## Exercise directions
List, from the lines below, each one with "acrit" in it.

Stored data

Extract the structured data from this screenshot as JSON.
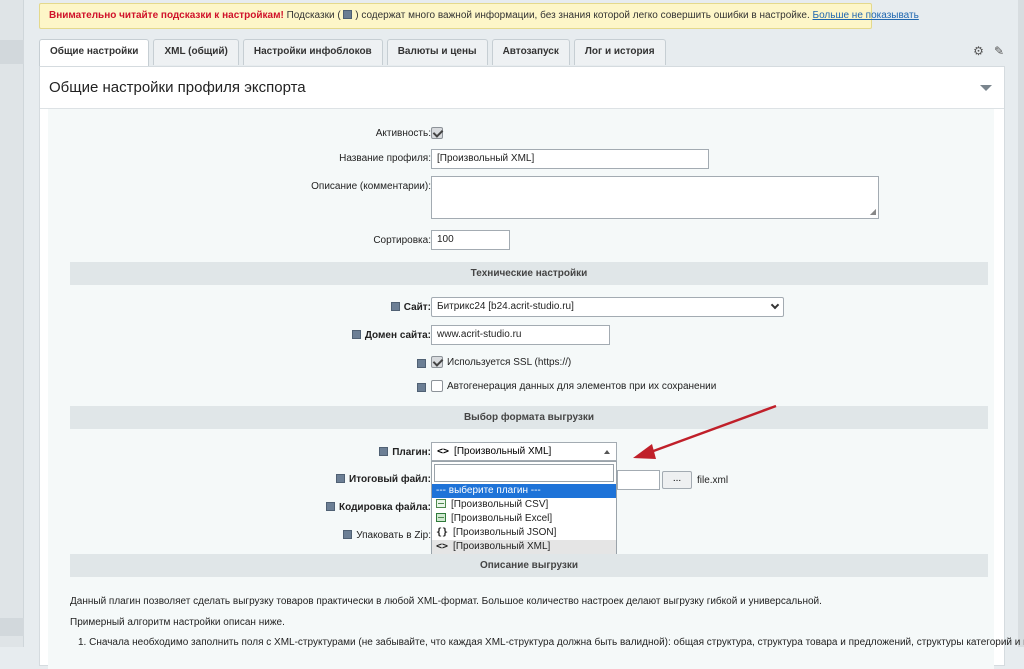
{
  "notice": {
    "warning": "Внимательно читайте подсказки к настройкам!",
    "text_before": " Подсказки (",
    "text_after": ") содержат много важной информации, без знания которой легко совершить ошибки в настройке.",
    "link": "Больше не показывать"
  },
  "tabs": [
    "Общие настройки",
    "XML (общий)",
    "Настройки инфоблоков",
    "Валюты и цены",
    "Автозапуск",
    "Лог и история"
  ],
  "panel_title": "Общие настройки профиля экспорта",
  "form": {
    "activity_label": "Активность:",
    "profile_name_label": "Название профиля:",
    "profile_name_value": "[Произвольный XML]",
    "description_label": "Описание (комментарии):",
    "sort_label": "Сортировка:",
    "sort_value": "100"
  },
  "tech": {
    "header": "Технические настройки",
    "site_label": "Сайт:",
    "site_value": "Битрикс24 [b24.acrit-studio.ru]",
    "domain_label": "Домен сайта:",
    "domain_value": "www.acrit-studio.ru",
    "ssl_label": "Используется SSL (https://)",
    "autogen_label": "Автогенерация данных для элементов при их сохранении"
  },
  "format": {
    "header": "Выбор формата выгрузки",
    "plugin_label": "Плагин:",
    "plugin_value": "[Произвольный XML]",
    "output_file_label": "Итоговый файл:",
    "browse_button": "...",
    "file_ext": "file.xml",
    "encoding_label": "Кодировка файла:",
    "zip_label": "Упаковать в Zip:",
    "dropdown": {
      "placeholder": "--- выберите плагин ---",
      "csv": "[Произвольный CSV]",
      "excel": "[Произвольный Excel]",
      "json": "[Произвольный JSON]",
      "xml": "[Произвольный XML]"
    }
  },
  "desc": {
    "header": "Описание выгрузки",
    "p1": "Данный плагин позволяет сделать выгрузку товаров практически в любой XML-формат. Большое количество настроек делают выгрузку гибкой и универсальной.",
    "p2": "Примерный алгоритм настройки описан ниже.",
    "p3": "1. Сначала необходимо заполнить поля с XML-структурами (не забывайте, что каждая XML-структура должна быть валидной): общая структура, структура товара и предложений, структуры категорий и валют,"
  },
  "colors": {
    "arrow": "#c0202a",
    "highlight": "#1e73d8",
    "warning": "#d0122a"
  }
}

---

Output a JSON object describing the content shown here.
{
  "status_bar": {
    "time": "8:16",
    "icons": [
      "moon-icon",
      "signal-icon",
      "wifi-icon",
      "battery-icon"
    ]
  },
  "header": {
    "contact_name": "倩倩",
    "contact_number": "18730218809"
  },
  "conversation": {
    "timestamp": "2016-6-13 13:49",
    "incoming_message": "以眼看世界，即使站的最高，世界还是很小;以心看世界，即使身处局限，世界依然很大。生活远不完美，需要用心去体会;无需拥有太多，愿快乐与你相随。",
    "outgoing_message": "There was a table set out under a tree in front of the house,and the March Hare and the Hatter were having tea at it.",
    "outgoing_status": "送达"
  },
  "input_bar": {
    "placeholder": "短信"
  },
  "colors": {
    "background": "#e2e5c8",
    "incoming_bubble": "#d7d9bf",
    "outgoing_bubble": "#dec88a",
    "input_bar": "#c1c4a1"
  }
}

## Solution for this task
    "site_value": "Битрикс24 [b24.acrit-studio.ru]",
    "domain_value": "www.acrit-studio.ru",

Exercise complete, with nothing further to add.